## AIM OF THE EXERCISE
Print the entire listing. Each line must match the original exactly.

======== AVAILABLE RECORDS

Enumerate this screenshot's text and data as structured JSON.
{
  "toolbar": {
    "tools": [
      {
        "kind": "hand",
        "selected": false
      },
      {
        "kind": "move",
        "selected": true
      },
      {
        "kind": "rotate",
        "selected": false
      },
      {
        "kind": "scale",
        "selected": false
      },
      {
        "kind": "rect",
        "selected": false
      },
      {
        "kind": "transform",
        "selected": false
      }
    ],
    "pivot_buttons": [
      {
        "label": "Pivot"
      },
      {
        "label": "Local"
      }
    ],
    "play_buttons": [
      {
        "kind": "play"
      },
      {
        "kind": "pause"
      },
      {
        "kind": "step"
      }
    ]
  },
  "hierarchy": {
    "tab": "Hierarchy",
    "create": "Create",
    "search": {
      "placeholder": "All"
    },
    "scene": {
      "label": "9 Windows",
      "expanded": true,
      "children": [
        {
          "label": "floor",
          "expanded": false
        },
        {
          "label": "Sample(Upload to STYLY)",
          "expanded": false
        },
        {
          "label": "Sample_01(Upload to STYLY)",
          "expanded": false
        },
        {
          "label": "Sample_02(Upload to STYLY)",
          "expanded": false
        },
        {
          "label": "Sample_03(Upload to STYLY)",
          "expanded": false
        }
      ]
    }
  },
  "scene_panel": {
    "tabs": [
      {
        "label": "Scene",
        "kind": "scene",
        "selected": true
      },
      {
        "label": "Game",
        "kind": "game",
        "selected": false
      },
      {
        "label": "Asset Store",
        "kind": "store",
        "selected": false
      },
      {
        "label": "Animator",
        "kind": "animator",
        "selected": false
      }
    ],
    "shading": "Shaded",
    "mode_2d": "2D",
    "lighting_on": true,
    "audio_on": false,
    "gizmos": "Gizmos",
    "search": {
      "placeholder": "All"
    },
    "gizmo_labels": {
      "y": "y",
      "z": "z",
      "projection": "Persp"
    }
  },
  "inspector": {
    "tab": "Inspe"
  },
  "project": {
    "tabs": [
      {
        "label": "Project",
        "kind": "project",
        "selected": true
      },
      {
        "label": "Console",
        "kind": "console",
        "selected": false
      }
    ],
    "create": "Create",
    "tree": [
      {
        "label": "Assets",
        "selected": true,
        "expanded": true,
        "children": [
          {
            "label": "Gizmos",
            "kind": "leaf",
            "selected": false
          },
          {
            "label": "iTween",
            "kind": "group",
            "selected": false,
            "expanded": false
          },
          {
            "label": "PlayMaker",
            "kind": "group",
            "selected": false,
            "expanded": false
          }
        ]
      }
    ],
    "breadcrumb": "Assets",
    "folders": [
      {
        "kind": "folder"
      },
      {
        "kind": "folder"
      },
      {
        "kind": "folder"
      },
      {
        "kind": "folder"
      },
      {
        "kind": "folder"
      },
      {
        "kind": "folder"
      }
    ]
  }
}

================

## IN RESPONSE
Enumerate this screenshot's text and data as structured JSON.
{
  "toolbar": {
    "tools": [
      {
        "kind": "hand",
        "selected": false
      },
      {
        "kind": "move",
        "selected": true
      },
      {
        "kind": "rotate",
        "selected": false
      },
      {
        "kind": "scale",
        "selected": false
      },
      {
        "kind": "rect",
        "selected": false
      },
      {
        "kind": "transform",
        "selected": false
      }
    ],
    "pivot_buttons": [
      {
        "label": "Pivot"
      },
      {
        "label": "Local"
      }
    ],
    "play_buttons": [
      {
        "kind": "play"
      },
      {
        "kind": "pause"
      },
      {
        "kind": "step"
      }
    ]
  },
  "hierarchy": {
    "tab": "Hierarchy",
    "create": "Create",
    "search": {
      "placeholder": "All"
    },
    "scene": {
      "label": "9 Windows",
      "expanded": true,
      "children": [
        {
          "label": "floor",
          "expanded": false
        },
        {
          "label": "Sample(Upload to STYLY)",
          "expanded": false
        },
        {
          "label": "Sample_01(Upload to STYLY)",
          "expanded": false
        },
        {
          "label": "Sample_02(Upload to STYLY)",
          "expanded": false
        },
        {
          "label": "Sample_03(Upload to STYLY)",
          "expanded": false
        }
      ]
    }
  },
  "scene_panel": {
    "tabs": [
      {
        "label": "Scene",
        "kind": "scene",
        "selected": true
      },
      {
        "label": "Game",
        "kind": "game",
        "selected": false
      },
      {
        "label": "Asset Store",
        "kind": "store",
        "selected": false
      },
      {
        "label": "Animator",
        "kind": "animator",
        "selected": false
      }
    ],
    "shading": "Shaded",
    "mode_2d": "2D",
    "lighting_on": true,
    "audio_on": false,
    "gizmos": "Gizmos",
    "search": {
      "placeholder": "All"
    },
    "gizmo_labels": {
      "y": "y",
      "z": "z",
      "projection": "Persp"
    }
  },
  "inspector": {
    "tab": "Inspe"
  },
  "project": {
    "tabs": [
      {
        "label": "Project",
        "kind": "project",
        "selected": true
      },
      {
        "label": "Console",
        "kind": "console",
        "selected": false
      }
    ],
    "create": "Create",
    "tree": [
      {
        "label": "Assets",
        "selected": true,
        "expanded": true,
        "children": [
          {
            "label": "Gizmos",
            "kind": "leaf",
            "selected": false
          },
          {
            "label": "iTween",
            "kind": "group",
            "selected": false,
            "expanded": false
          },
          {
            "label": "PlayMaker",
            "kind": "group",
            "selected": false,
            "expanded": false
          }
        ]
      }
    ],
    "breadcrumb": "Assets",
    "folders": [
      {
        "kind": "folder"
      },
      {
        "kind": "folder"
      },
      {
        "kind": "folder"
      },
      {
        "kind": "folder"
      },
      {
        "kind": "folder"
      },
      {
        "kind": "folder"
      }
    ]
  }
}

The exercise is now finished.